Stored records:
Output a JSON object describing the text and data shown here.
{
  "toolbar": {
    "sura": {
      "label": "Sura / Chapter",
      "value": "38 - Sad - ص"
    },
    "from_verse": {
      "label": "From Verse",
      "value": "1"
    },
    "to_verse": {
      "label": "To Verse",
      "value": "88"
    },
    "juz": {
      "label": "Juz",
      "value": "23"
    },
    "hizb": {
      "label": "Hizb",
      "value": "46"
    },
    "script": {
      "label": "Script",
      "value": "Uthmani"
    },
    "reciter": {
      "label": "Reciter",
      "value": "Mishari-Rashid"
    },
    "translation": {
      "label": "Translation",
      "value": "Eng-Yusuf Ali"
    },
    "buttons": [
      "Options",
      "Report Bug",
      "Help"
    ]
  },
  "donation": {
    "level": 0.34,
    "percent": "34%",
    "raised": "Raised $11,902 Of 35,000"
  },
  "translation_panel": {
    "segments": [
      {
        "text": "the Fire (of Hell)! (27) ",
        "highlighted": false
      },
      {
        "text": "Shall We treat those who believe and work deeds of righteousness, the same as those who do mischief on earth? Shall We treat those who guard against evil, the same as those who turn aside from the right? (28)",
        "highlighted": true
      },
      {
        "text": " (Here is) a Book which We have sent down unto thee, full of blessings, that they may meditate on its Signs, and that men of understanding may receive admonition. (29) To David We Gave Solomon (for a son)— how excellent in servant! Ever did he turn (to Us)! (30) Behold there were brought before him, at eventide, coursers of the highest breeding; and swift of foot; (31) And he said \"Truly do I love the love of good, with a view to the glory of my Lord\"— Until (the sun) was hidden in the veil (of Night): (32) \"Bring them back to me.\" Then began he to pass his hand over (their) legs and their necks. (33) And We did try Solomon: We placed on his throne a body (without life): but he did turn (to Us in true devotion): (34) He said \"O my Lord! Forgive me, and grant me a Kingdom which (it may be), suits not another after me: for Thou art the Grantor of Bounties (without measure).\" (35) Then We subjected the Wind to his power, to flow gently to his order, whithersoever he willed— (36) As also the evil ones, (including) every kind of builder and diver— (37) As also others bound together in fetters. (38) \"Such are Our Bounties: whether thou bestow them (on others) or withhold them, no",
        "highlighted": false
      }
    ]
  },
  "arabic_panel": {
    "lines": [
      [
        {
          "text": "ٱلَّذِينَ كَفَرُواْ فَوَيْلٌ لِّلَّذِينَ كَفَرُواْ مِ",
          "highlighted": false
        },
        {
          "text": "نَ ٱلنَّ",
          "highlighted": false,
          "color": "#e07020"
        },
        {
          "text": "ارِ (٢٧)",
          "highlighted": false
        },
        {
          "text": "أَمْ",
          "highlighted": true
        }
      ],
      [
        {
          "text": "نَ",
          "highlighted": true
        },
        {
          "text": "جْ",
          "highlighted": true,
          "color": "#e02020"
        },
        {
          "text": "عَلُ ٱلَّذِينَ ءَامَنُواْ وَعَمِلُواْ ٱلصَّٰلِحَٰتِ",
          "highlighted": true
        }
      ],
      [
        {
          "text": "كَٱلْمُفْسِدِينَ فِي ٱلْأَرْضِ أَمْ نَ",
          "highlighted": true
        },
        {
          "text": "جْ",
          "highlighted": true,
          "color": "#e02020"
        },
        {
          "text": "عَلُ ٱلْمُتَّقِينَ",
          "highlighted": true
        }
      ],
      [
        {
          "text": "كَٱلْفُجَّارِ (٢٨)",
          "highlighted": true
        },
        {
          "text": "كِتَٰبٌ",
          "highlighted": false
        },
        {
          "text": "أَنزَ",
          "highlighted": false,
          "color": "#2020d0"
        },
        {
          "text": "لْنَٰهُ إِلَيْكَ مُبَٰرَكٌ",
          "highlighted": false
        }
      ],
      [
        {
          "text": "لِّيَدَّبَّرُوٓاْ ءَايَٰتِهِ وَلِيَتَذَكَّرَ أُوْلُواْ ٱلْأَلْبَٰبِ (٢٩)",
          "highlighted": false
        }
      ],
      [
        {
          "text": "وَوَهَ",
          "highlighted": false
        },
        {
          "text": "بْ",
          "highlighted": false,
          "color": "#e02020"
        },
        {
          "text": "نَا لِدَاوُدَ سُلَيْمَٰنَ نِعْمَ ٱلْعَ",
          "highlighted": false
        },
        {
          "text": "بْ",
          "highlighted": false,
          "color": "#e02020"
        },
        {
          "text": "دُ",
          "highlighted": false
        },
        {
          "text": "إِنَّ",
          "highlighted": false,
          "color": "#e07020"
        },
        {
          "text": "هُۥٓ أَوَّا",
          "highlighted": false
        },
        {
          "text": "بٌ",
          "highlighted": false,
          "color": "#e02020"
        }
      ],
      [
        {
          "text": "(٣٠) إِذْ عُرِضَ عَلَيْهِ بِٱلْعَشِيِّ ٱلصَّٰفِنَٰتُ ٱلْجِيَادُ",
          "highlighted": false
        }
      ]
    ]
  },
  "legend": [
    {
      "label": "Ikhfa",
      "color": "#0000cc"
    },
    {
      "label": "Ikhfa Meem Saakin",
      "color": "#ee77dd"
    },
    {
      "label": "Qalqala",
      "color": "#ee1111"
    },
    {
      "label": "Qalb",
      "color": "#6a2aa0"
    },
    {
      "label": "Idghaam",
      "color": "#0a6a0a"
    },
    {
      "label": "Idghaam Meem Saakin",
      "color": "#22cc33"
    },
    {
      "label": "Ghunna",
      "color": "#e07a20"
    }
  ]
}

What to produce: Write out the material from the first line to the last, exactly.

Right answer:
Output a JSON object describing the text and data shown here.
{
  "toolbar": {
    "sura": {
      "label": "Sura / Chapter",
      "value": "38 - Sad - ص"
    },
    "from_verse": {
      "label": "From Verse",
      "value": "1"
    },
    "to_verse": {
      "label": "To Verse",
      "value": "88"
    },
    "juz": {
      "label": "Juz",
      "value": "23"
    },
    "hizb": {
      "label": "Hizb",
      "value": "46"
    },
    "script": {
      "label": "Script",
      "value": "Uthmani"
    },
    "reciter": {
      "label": "Reciter",
      "value": "Mishari-Rashid"
    },
    "translation": {
      "label": "Translation",
      "value": "Eng-Yusuf Ali"
    },
    "buttons": [
      "Options",
      "Report Bug",
      "Help"
    ]
  },
  "donation": {
    "level": 0.34,
    "percent": "34%",
    "raised": "Raised $11,902 Of 35,000"
  },
  "translation_panel": {
    "segments": [
      {
        "text": "the Fire (of Hell)! (27) ",
        "highlighted": false
      },
      {
        "text": "Shall We treat those who believe and work deeds of righteousness, the same as those who do mischief on earth? Shall We treat those who guard against evil, the same as those who turn aside from the right? (28)",
        "highlighted": true
      },
      {
        "text": " (Here is) a Book which We have sent down unto thee, full of blessings, that they may meditate on its Signs, and that men of understanding may receive admonition. (29) To David We Gave Solomon (for a son)— how excellent in servant! Ever did he turn (to Us)! (30) Behold there were brought before him, at eventide, coursers of the highest breeding; and swift of foot; (31) And he said \"Truly do I love the love of good, with a view to the glory of my Lord\"— Until (the sun) was hidden in the veil (of Night): (32) \"Bring them back to me.\" Then began he to pass his hand over (their) legs and their necks. (33) And We did try Solomon: We placed on his throne a body (without life): but he did turn (to Us in true devotion): (34) He said \"O my Lord! Forgive me, and grant me a Kingdom which (it may be), suits not another after me: for Thou art the Grantor of Bounties (without measure).\" (35) Then We subjected the Wind to his power, to flow gently to his order, whithersoever he willed— (36) As also the evil ones, (including) every kind of builder and diver— (37) As also others bound together in fetters. (38) \"Such are Our Bounties: whether thou bestow them (on others) or withhold them, no",
        "highlighted": false
      }
    ]
  },
  "arabic_panel": {
    "lines": [
      [
        {
          "text": "ٱلَّذِينَ كَفَرُواْ فَوَيْلٌ لِّلَّذِينَ كَفَرُواْ مِ",
          "highlighted": false
        },
        {
          "text": "نَ ٱلنَّ",
          "highlighted": false,
          "color": "#e07020"
        },
        {
          "text": "ارِ (٢٧)",
          "highlighted": false
        },
        {
          "text": "أَمْ",
          "highlighted": true
        }
      ],
      [
        {
          "text": "نَ",
          "highlighted": true
        },
        {
          "text": "جْ",
          "highlighted": true,
          "color": "#e02020"
        },
        {
          "text": "عَلُ ٱلَّذِينَ ءَامَنُواْ وَعَمِلُواْ ٱلصَّٰلِحَٰتِ",
          "highlighted": true
        }
      ],
      [
        {
          "text": "كَٱلْمُفْسِدِينَ فِي ٱلْأَرْضِ أَمْ نَ",
          "highlighted": true
        },
        {
          "text": "جْ",
          "highlighted": true,
          "color": "#e02020"
        },
        {
          "text": "عَلُ ٱلْمُتَّقِينَ",
          "highlighted": true
        }
      ],
      [
        {
          "text": "كَٱلْفُجَّارِ (٢٨)",
          "highlighted": true
        },
        {
          "text": "كِتَٰبٌ",
          "highlighted": false
        },
        {
          "text": "أَنزَ",
          "highlighted": false,
          "color": "#2020d0"
        },
        {
          "text": "لْنَٰهُ إِلَيْكَ مُبَٰرَكٌ",
          "highlighted": false
        }
      ],
      [
        {
          "text": "لِّيَدَّبَّرُوٓاْ ءَايَٰتِهِ وَلِيَتَذَكَّرَ أُوْلُواْ ٱلْأَلْبَٰبِ (٢٩)",
          "highlighted": false
        }
      ],
      [
        {
          "text": "وَوَهَ",
          "highlighted": false
        },
        {
          "text": "بْ",
          "highlighted": false,
          "color": "#e02020"
        },
        {
          "text": "نَا لِدَاوُدَ سُلَيْمَٰنَ نِعْمَ ٱلْعَ",
          "highlighted": false
        },
        {
          "text": "بْ",
          "highlighted": false,
          "color": "#e02020"
        },
        {
          "text": "دُ",
          "highlighted": false
        },
        {
          "text": "إِنَّ",
          "highlighted": false,
          "color": "#e07020"
        },
        {
          "text": "هُۥٓ أَوَّا",
          "highlighted": false
        },
        {
          "text": "بٌ",
          "highlighted": false,
          "color": "#e02020"
        }
      ],
      [
        {
          "text": "(٣٠) إِذْ عُرِضَ عَلَيْهِ بِٱلْعَشِيِّ ٱلصَّٰفِنَٰتُ ٱلْجِيَادُ",
          "highlighted": false
        }
      ]
    ]
  },
  "legend": [
    {
      "label": "Ikhfa",
      "color": "#0000cc"
    },
    {
      "label": "Ikhfa Meem Saakin",
      "color": "#ee77dd"
    },
    {
      "label": "Qalqala",
      "color": "#ee1111"
    },
    {
      "label": "Qalb",
      "color": "#6a2aa0"
    },
    {
      "label": "Idghaam",
      "color": "#0a6a0a"
    },
    {
      "label": "Idghaam Meem Saakin",
      "color": "#22cc33"
    },
    {
      "label": "Ghunna",
      "color": "#e07a20"
    }
  ]
}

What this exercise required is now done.